PROBLEM TO WORK ON> Would you write out the listing verbatim and skip every picture in it?

RECORD EXCERPTS>
..............................

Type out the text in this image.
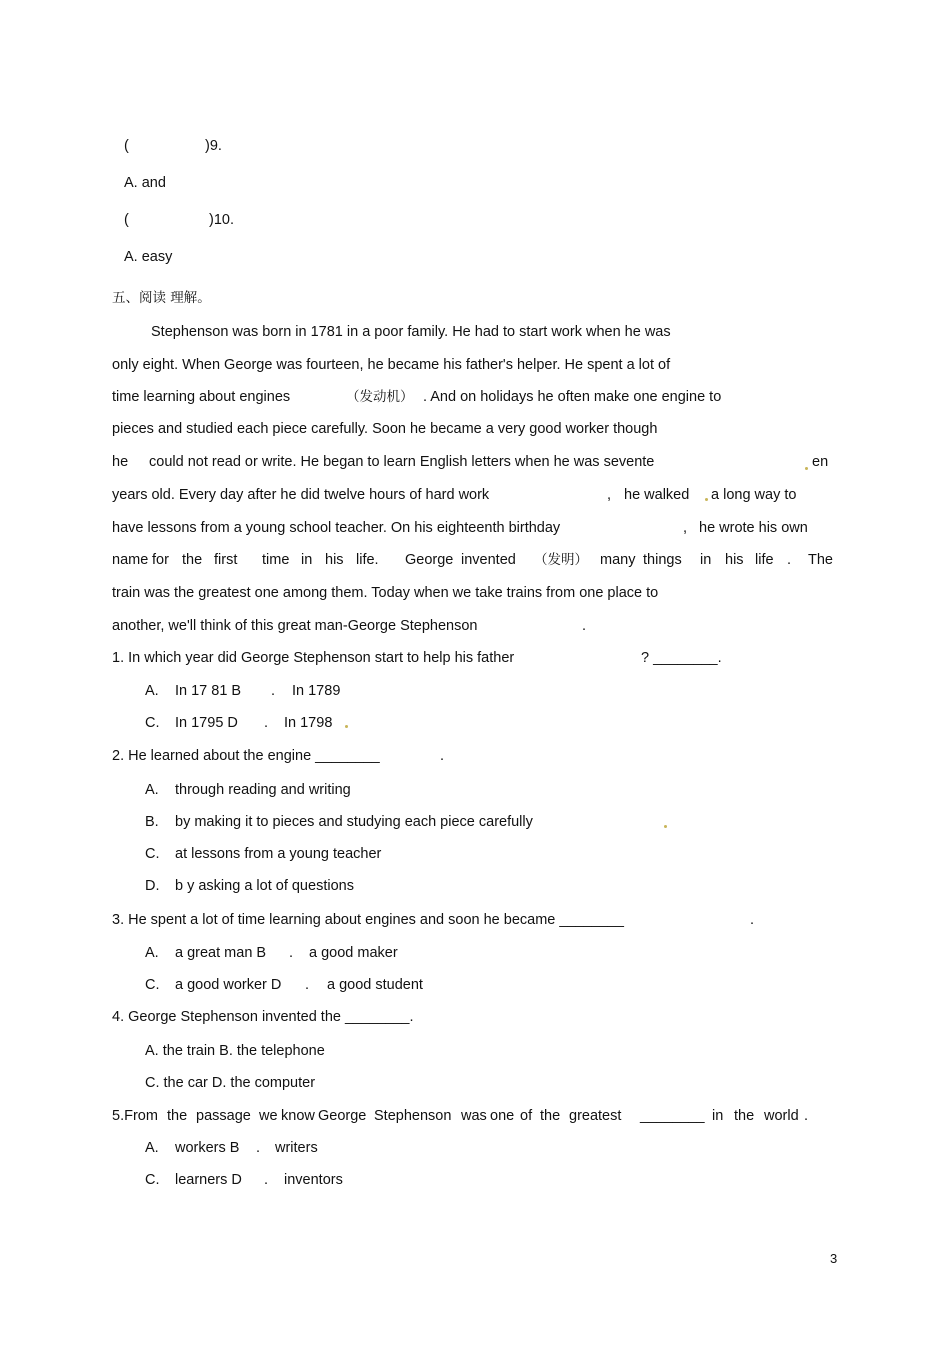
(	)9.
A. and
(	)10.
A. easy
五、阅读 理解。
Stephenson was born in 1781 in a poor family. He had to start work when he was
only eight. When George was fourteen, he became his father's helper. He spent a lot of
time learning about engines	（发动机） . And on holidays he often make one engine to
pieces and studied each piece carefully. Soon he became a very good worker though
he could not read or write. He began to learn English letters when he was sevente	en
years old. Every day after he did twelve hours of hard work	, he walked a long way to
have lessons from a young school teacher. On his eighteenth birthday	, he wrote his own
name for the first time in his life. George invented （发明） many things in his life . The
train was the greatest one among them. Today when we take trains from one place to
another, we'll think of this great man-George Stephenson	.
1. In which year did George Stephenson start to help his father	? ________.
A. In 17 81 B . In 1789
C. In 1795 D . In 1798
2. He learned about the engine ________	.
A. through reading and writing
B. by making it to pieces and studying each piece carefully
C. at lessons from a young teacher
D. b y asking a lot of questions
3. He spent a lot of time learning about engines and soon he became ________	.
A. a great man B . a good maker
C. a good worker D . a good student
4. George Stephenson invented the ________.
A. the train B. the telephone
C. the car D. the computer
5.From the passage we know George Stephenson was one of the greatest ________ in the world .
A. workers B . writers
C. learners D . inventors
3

..............................

THE RESPONSE>
Type out the text in this image.
(	)9.
A. and
(	)10.
A. easy
五、阅读 理解。
Stephenson was born in 1781 in a poor family. He had to start work when he was
only eight. When George was fourteen, he became his father's helper. He spent a lot of
time learning about engines	（发动机） . And on holidays he often make one engine to
pieces and studied each piece carefully. Soon he became a very good worker though
he could not read or write. He began to learn English letters when he was sevente	en
years old. Every day after he did twelve hours of hard work	, he walked a long way to
have lessons from a young school teacher. On his eighteenth birthday	, he wrote his own
name for the first time in his life. George invented （发明） many things in his life . The
train was the greatest one among them. Today when we take trains from one place to
another, we'll think of this great man-George Stephenson	.
1. In which year did George Stephenson start to help his father	? ________.
A. In 17 81 B . In 1789
C. In 1795 D . In 1798
2. He learned about the engine ________	.
A. through reading and writing
B. by making it to pieces and studying each piece carefully
C. at lessons from a young teacher
D. b y asking a lot of questions
3. He spent a lot of time learning about engines and soon he became ________	.
A. a great man B . a good maker
C. a good worker D . a good student
4. George Stephenson invented the ________.
A. the train B. the telephone
C. the car D. the computer
5.From the passage we know George Stephenson was one of the greatest ________ in the world .
A. workers B . writers
C. learners D . inventors
3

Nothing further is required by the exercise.